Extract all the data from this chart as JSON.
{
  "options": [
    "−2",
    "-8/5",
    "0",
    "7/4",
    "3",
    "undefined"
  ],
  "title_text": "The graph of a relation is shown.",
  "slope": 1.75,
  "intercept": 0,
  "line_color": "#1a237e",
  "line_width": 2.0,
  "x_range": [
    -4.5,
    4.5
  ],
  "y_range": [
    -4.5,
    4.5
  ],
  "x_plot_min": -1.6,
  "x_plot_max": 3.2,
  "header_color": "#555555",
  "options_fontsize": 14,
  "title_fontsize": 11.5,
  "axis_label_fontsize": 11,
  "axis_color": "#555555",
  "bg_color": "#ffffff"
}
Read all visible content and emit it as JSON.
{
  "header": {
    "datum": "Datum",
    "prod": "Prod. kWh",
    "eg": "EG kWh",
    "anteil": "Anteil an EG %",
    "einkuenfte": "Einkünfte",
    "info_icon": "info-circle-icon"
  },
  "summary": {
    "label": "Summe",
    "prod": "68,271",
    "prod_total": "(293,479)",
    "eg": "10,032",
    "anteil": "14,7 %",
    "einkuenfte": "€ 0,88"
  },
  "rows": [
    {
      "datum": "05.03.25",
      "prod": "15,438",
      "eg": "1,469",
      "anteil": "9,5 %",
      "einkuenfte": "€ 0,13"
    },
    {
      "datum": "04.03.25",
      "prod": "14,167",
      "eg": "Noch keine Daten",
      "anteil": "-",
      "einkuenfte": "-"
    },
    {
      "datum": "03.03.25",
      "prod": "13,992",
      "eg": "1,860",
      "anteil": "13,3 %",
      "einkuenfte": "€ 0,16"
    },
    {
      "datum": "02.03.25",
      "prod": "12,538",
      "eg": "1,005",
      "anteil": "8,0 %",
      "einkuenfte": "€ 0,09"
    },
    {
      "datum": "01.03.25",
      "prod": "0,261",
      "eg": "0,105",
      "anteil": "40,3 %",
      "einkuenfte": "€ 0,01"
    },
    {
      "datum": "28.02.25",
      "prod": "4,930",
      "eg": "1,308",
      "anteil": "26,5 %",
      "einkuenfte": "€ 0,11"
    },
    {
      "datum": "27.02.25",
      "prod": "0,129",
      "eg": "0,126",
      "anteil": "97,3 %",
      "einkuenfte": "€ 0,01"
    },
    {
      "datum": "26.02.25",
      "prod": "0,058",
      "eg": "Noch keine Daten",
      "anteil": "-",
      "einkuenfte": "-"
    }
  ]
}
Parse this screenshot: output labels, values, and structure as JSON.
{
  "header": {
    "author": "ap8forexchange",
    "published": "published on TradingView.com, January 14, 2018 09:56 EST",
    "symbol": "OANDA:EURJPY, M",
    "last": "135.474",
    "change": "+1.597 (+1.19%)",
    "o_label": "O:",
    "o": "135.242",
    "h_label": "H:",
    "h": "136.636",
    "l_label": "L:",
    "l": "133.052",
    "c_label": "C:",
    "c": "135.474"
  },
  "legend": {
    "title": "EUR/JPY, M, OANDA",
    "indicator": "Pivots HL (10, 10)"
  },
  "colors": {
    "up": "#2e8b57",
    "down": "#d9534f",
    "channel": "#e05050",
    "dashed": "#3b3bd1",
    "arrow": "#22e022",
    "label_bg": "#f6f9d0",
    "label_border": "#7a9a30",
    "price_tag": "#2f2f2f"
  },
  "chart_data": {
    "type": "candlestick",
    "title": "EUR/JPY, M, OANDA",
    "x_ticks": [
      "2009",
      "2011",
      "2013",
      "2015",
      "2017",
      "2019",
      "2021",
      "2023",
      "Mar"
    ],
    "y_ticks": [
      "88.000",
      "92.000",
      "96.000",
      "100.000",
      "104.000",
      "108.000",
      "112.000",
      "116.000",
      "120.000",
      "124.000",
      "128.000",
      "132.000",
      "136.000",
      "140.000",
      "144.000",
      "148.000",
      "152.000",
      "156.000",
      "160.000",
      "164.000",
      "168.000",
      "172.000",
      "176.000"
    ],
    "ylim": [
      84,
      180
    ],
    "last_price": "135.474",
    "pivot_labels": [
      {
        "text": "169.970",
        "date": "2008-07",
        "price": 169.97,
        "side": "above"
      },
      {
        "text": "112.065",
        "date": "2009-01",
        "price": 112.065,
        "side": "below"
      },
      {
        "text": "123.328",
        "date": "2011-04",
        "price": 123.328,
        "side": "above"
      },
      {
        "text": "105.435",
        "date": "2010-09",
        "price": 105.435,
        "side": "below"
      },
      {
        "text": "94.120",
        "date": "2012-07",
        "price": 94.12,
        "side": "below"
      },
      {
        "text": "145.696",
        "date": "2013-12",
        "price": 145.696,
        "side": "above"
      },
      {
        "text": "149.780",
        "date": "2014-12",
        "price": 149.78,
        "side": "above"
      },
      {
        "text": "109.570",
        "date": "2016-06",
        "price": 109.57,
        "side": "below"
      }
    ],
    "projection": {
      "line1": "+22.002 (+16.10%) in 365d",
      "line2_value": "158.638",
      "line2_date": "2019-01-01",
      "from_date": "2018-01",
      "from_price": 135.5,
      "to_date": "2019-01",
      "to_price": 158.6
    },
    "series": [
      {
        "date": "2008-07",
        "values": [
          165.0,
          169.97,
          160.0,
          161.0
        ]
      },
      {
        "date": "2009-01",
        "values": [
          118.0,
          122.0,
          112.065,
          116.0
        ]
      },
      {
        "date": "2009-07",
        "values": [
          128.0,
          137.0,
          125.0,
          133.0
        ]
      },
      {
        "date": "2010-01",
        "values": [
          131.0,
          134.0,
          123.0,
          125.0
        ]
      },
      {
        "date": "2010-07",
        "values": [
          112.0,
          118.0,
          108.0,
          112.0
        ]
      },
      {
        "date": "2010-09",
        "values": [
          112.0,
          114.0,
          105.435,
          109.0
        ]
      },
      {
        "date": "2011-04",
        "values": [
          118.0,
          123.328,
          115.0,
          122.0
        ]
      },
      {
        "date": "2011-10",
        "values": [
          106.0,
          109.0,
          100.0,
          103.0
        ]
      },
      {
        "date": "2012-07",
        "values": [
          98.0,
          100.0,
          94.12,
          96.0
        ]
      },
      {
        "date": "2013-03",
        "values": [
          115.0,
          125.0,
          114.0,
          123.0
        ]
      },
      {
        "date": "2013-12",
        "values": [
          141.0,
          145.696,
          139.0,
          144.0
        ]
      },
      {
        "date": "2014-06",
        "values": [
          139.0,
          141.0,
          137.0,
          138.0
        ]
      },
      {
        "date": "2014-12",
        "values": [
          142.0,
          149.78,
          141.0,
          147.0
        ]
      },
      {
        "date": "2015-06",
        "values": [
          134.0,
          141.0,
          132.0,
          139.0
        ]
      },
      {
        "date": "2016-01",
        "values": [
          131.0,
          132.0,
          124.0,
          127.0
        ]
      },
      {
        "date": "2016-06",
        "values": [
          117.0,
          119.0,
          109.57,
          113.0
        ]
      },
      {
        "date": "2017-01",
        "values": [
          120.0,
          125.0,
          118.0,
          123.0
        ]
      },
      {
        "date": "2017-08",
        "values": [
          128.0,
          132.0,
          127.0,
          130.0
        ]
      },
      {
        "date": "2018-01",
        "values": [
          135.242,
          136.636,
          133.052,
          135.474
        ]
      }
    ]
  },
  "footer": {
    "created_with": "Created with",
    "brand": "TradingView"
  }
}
++++++++++++++++++++
Write out each line of the data above again, exactly as given.

Extract all the data from this chart as JSON.
{
  "options": [
    "−2",
    "-8/5",
    "0",
    "7/4",
    "3",
    "undefined"
  ],
  "title_text": "The graph of a relation is shown.",
  "slope": 1.75,
  "intercept": 0,
  "line_color": "#1a237e",
  "line_width": 2.0,
  "x_range": [
    -4.5,
    4.5
  ],
  "y_range": [
    -4.5,
    4.5
  ],
  "x_plot_min": -1.6,
  "x_plot_max": 3.2,
  "header_color": "#555555",
  "options_fontsize": 14,
  "title_fontsize": 11.5,
  "axis_label_fontsize": 11,
  "axis_color": "#555555",
  "bg_color": "#ffffff"
}
Read all visible content and emit it as JSON.
{
  "header": {
    "datum": "Datum",
    "prod": "Prod. kWh",
    "eg": "EG kWh",
    "anteil": "Anteil an EG %",
    "einkuenfte": "Einkünfte",
    "info_icon": "info-circle-icon"
  },
  "summary": {
    "label": "Summe",
    "prod": "68,271",
    "prod_total": "(293,479)",
    "eg": "10,032",
    "anteil": "14,7 %",
    "einkuenfte": "€ 0,88"
  },
  "rows": [
    {
      "datum": "05.03.25",
      "prod": "15,438",
      "eg": "1,469",
      "anteil": "9,5 %",
      "einkuenfte": "€ 0,13"
    },
    {
      "datum": "04.03.25",
      "prod": "14,167",
      "eg": "Noch keine Daten",
      "anteil": "-",
      "einkuenfte": "-"
    },
    {
      "datum": "03.03.25",
      "prod": "13,992",
      "eg": "1,860",
      "anteil": "13,3 %",
      "einkuenfte": "€ 0,16"
    },
    {
      "datum": "02.03.25",
      "prod": "12,538",
      "eg": "1,005",
      "anteil": "8,0 %",
      "einkuenfte": "€ 0,09"
    },
    {
      "datum": "01.03.25",
      "prod": "0,261",
      "eg": "0,105",
      "anteil": "40,3 %",
      "einkuenfte": "€ 0,01"
    },
    {
      "datum": "28.02.25",
      "prod": "4,930",
      "eg": "1,308",
      "anteil": "26,5 %",
      "einkuenfte": "€ 0,11"
    },
    {
      "datum": "27.02.25",
      "prod": "0,129",
      "eg": "0,126",
      "anteil": "97,3 %",
      "einkuenfte": "€ 0,01"
    },
    {
      "datum": "26.02.25",
      "prod": "0,058",
      "eg": "Noch keine Daten",
      "anteil": "-",
      "einkuenfte": "-"
    }
  ]
}
Parse this screenshot: output labels, values, and structure as JSON.
{
  "header": {
    "author": "ap8forexchange",
    "published": "published on TradingView.com, January 14, 2018 09:56 EST",
    "symbol": "OANDA:EURJPY, M",
    "last": "135.474",
    "change": "+1.597 (+1.19%)",
    "o_label": "O:",
    "o": "135.242",
    "h_label": "H:",
    "h": "136.636",
    "l_label": "L:",
    "l": "133.052",
    "c_label": "C:",
    "c": "135.474"
  },
  "legend": {
    "title": "EUR/JPY, M, OANDA",
    "indicator": "Pivots HL (10, 10)"
  },
  "colors": {
    "up": "#2e8b57",
    "down": "#d9534f",
    "channel": "#e05050",
    "dashed": "#3b3bd1",
    "arrow": "#22e022",
    "label_bg": "#f6f9d0",
    "label_border": "#7a9a30",
    "price_tag": "#2f2f2f"
  },
  "chart_data": {
    "type": "candlestick",
    "title": "EUR/JPY, M, OANDA",
    "x_ticks": [
      "2009",
      "2011",
      "2013",
      "2015",
      "2017",
      "2019",
      "2021",
      "2023",
      "Mar"
    ],
    "y_ticks": [
      "88.000",
      "92.000",
      "96.000",
      "100.000",
      "104.000",
      "108.000",
      "112.000",
      "116.000",
      "120.000",
      "124.000",
      "128.000",
      "132.000",
      "136.000",
      "140.000",
      "144.000",
      "148.000",
      "152.000",
      "156.000",
      "160.000",
      "164.000",
      "168.000",
      "172.000",
      "176.000"
    ],
    "ylim": [
      84,
      180
    ],
    "last_price": "135.474",
    "pivot_labels": [
      {
        "text": "169.970",
        "date": "2008-07",
        "price": 169.97,
        "side": "above"
      },
      {
        "text": "112.065",
        "date": "2009-01",
        "price": 112.065,
        "side": "below"
      },
      {
        "text": "123.328",
        "date": "2011-04",
        "price": 123.328,
        "side": "above"
      },
      {
        "text": "105.435",
        "date": "2010-09",
        "price": 105.435,
        "side": "below"
      },
      {
        "text": "94.120",
        "date": "2012-07",
        "price": 94.12,
        "side": "below"
      },
      {
        "text": "145.696",
        "date": "2013-12",
        "price": 145.696,
        "side": "above"
      },
      {
        "text": "149.780",
        "date": "2014-12",
        "price": 149.78,
        "side": "above"
      },
      {
        "text": "109.570",
        "date": "2016-06",
        "price": 109.57,
        "side": "below"
      }
    ],
    "projection": {
      "line1": "+22.002 (+16.10%) in 365d",
      "line2_value": "158.638",
      "line2_date": "2019-01-01",
      "from_date": "2018-01",
      "from_price": 135.5,
      "to_date": "2019-01",
      "to_price": 158.6
    },
    "series": [
      {
        "date": "2008-07",
        "values": [
          165.0,
          169.97,
          160.0,
          161.0
        ]
      },
      {
        "date": "2009-01",
        "values": [
          118.0,
          122.0,
          112.065,
          116.0
        ]
      },
      {
        "date": "2009-07",
        "values": [
          128.0,
          137.0,
          125.0,
          133.0
        ]
      },
      {
        "date": "2010-01",
        "values": [
          131.0,
          134.0,
          123.0,
          125.0
        ]
      },
      {
        "date": "2010-07",
        "values": [
          112.0,
          118.0,
          108.0,
          112.0
        ]
      },
      {
        "date": "2010-09",
        "values": [
          112.0,
          114.0,
          105.435,
          109.0
        ]
      },
      {
        "date": "2011-04",
        "values": [
          118.0,
          123.328,
          115.0,
          122.0
        ]
      },
      {
        "date": "2011-10",
        "values": [
          106.0,
          109.0,
          100.0,
          103.0
        ]
      },
      {
        "date": "2012-07",
        "values": [
          98.0,
          100.0,
          94.12,
          96.0
        ]
      },
      {
        "date": "2013-03",
        "values": [
          115.0,
          125.0,
          114.0,
          123.0
        ]
      },
      {
        "date": "2013-12",
        "values": [
          141.0,
          145.696,
          139.0,
          144.0
        ]
      },
      {
        "date": "2014-06",
        "values": [
          139.0,
          141.0,
          137.0,
          138.0
        ]
      },
      {
        "date": "2014-12",
        "values": [
          142.0,
          149.78,
          141.0,
          147.0
        ]
      },
      {
        "date": "2015-06",
        "values": [
          134.0,
          141.0,
          132.0,
          139.0
        ]
      },
      {
        "date": "2016-01",
        "values": [
          131.0,
          132.0,
          124.0,
          127.0
        ]
      },
      {
        "date": "2016-06",
        "values": [
          117.0,
          119.0,
          109.57,
          113.0
        ]
      },
      {
        "date": "2017-01",
        "values": [
          120.0,
          125.0,
          118.0,
          123.0
        ]
      },
      {
        "date": "2017-08",
        "values": [
          128.0,
          132.0,
          127.0,
          130.0
        ]
      },
      {
        "date": "2018-01",
        "values": [
          135.242,
          136.636,
          133.052,
          135.474
        ]
      }
    ]
  },
  "footer": {
    "created_with": "Created with",
    "brand": "TradingView"
  }
}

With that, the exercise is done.